[Stored entries]
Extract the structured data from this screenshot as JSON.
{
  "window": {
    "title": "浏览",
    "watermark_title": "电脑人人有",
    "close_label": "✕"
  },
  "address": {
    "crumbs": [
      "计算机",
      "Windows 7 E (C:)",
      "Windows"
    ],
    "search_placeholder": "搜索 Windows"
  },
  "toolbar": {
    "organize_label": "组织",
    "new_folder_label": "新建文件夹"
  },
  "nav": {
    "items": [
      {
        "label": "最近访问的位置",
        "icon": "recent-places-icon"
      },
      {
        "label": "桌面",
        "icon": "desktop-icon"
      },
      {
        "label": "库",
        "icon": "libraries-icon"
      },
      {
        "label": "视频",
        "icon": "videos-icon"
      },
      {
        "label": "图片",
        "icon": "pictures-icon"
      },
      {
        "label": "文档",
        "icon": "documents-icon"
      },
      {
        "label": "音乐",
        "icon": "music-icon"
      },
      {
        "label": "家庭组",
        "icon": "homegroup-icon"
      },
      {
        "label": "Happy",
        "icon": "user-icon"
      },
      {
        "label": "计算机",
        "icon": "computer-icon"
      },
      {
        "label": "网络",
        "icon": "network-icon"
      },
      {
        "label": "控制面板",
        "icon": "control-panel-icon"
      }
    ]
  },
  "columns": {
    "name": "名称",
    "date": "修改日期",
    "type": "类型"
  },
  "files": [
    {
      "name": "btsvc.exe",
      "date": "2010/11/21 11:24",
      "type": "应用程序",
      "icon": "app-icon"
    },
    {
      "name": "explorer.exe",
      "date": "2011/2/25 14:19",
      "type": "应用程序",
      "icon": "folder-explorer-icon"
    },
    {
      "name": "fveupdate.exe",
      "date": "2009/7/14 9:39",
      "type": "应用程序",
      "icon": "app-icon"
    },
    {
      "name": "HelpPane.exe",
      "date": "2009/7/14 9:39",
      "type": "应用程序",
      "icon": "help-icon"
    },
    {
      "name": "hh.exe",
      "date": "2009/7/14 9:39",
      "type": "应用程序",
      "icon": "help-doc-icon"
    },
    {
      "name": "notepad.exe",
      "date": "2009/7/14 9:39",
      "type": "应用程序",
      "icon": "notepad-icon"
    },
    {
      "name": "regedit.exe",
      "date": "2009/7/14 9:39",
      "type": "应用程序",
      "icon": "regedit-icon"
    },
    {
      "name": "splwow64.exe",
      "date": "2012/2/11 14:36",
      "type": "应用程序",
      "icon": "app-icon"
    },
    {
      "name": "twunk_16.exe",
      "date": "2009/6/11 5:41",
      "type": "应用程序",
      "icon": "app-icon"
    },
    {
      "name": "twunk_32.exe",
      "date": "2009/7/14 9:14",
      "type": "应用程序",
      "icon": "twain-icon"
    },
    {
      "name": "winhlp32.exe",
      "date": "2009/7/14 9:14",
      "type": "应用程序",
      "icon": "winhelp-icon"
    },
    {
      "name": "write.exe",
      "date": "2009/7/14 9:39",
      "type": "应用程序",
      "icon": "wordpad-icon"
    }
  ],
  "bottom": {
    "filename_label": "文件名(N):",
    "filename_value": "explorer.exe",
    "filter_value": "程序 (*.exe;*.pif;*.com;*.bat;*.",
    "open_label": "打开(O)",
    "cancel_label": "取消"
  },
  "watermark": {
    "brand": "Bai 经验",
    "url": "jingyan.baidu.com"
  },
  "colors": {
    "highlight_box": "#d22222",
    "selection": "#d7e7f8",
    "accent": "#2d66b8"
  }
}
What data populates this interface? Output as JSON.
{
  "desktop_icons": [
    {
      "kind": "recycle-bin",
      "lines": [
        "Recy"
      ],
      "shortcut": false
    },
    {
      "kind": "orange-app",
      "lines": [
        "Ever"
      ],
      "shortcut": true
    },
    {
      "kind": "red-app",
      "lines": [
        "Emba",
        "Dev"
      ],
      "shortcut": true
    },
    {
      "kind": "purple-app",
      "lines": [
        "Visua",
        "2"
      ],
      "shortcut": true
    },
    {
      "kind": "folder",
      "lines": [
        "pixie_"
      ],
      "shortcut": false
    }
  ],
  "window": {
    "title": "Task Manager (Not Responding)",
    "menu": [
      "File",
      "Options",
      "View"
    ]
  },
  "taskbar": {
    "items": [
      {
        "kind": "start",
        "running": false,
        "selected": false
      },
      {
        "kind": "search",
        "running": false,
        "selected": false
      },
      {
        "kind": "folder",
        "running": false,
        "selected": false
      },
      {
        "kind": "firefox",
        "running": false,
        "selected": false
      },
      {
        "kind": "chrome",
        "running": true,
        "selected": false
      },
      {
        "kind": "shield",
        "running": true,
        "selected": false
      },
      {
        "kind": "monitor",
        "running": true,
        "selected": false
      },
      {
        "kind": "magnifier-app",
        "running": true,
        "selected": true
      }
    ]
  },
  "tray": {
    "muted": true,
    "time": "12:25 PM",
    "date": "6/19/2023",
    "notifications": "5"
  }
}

### Exercise
Give back the data above exactly as it appears.

### Final answer
Extract the structured data from this screenshot as JSON.
{
  "window": {
    "title": "浏览",
    "watermark_title": "电脑人人有",
    "close_label": "✕"
  },
  "address": {
    "crumbs": [
      "计算机",
      "Windows 7 E (C:)",
      "Windows"
    ],
    "search_placeholder": "搜索 Windows"
  },
  "toolbar": {
    "organize_label": "组织",
    "new_folder_label": "新建文件夹"
  },
  "nav": {
    "items": [
      {
        "label": "最近访问的位置",
        "icon": "recent-places-icon"
      },
      {
        "label": "桌面",
        "icon": "desktop-icon"
      },
      {
        "label": "库",
        "icon": "libraries-icon"
      },
      {
        "label": "视频",
        "icon": "videos-icon"
      },
      {
        "label": "图片",
        "icon": "pictures-icon"
      },
      {
        "label": "文档",
        "icon": "documents-icon"
      },
      {
        "label": "音乐",
        "icon": "music-icon"
      },
      {
        "label": "家庭组",
        "icon": "homegroup-icon"
      },
      {
        "label": "Happy",
        "icon": "user-icon"
      },
      {
        "label": "计算机",
        "icon": "computer-icon"
      },
      {
        "label": "网络",
        "icon": "network-icon"
      },
      {
        "label": "控制面板",
        "icon": "control-panel-icon"
      }
    ]
  },
  "columns": {
    "name": "名称",
    "date": "修改日期",
    "type": "类型"
  },
  "files": [
    {
      "name": "btsvc.exe",
      "date": "2010/11/21 11:24",
      "type": "应用程序",
      "icon": "app-icon"
    },
    {
      "name": "explorer.exe",
      "date": "2011/2/25 14:19",
      "type": "应用程序",
      "icon": "folder-explorer-icon"
    },
    {
      "name": "fveupdate.exe",
      "date": "2009/7/14 9:39",
      "type": "应用程序",
      "icon": "app-icon"
    },
    {
      "name": "HelpPane.exe",
      "date": "2009/7/14 9:39",
      "type": "应用程序",
      "icon": "help-icon"
    },
    {
      "name": "hh.exe",
      "date": "2009/7/14 9:39",
      "type": "应用程序",
      "icon": "help-doc-icon"
    },
    {
      "name": "notepad.exe",
      "date": "2009/7/14 9:39",
      "type": "应用程序",
      "icon": "notepad-icon"
    },
    {
      "name": "regedit.exe",
      "date": "2009/7/14 9:39",
      "type": "应用程序",
      "icon": "regedit-icon"
    },
    {
      "name": "splwow64.exe",
      "date": "2012/2/11 14:36",
      "type": "应用程序",
      "icon": "app-icon"
    },
    {
      "name": "twunk_16.exe",
      "date": "2009/6/11 5:41",
      "type": "应用程序",
      "icon": "app-icon"
    },
    {
      "name": "twunk_32.exe",
      "date": "2009/7/14 9:14",
      "type": "应用程序",
      "icon": "twain-icon"
    },
    {
      "name": "winhlp32.exe",
      "date": "2009/7/14 9:14",
      "type": "应用程序",
      "icon": "winhelp-icon"
    },
    {
      "name": "write.exe",
      "date": "2009/7/14 9:39",
      "type": "应用程序",
      "icon": "wordpad-icon"
    }
  ],
  "bottom": {
    "filename_label": "文件名(N):",
    "filename_value": "explorer.exe",
    "filter_value": "程序 (*.exe;*.pif;*.com;*.bat;*.",
    "open_label": "打开(O)",
    "cancel_label": "取消"
  },
  "watermark": {
    "brand": "Bai 经验",
    "url": "jingyan.baidu.com"
  },
  "colors": {
    "highlight_box": "#d22222",
    "selection": "#d7e7f8",
    "accent": "#2d66b8"
  }
}
What data populates this interface? Output as JSON.
{
  "desktop_icons": [
    {
      "kind": "recycle-bin",
      "lines": [
        "Recy"
      ],
      "shortcut": false
    },
    {
      "kind": "orange-app",
      "lines": [
        "Ever"
      ],
      "shortcut": true
    },
    {
      "kind": "red-app",
      "lines": [
        "Emba",
        "Dev"
      ],
      "shortcut": true
    },
    {
      "kind": "purple-app",
      "lines": [
        "Visua",
        "2"
      ],
      "shortcut": true
    },
    {
      "kind": "folder",
      "lines": [
        "pixie_"
      ],
      "shortcut": false
    }
  ],
  "window": {
    "title": "Task Manager (Not Responding)",
    "menu": [
      "File",
      "Options",
      "View"
    ]
  },
  "taskbar": {
    "items": [
      {
        "kind": "start",
        "running": false,
        "selected": false
      },
      {
        "kind": "search",
        "running": false,
        "selected": false
      },
      {
        "kind": "folder",
        "running": false,
        "selected": false
      },
      {
        "kind": "firefox",
        "running": false,
        "selected": false
      },
      {
        "kind": "chrome",
        "running": true,
        "selected": false
      },
      {
        "kind": "shield",
        "running": true,
        "selected": false
      },
      {
        "kind": "monitor",
        "running": true,
        "selected": false
      },
      {
        "kind": "magnifier-app",
        "running": true,
        "selected": true
      }
    ]
  },
  "tray": {
    "muted": true,
    "time": "12:25 PM",
    "date": "6/19/2023",
    "notifications": "5"
  }
}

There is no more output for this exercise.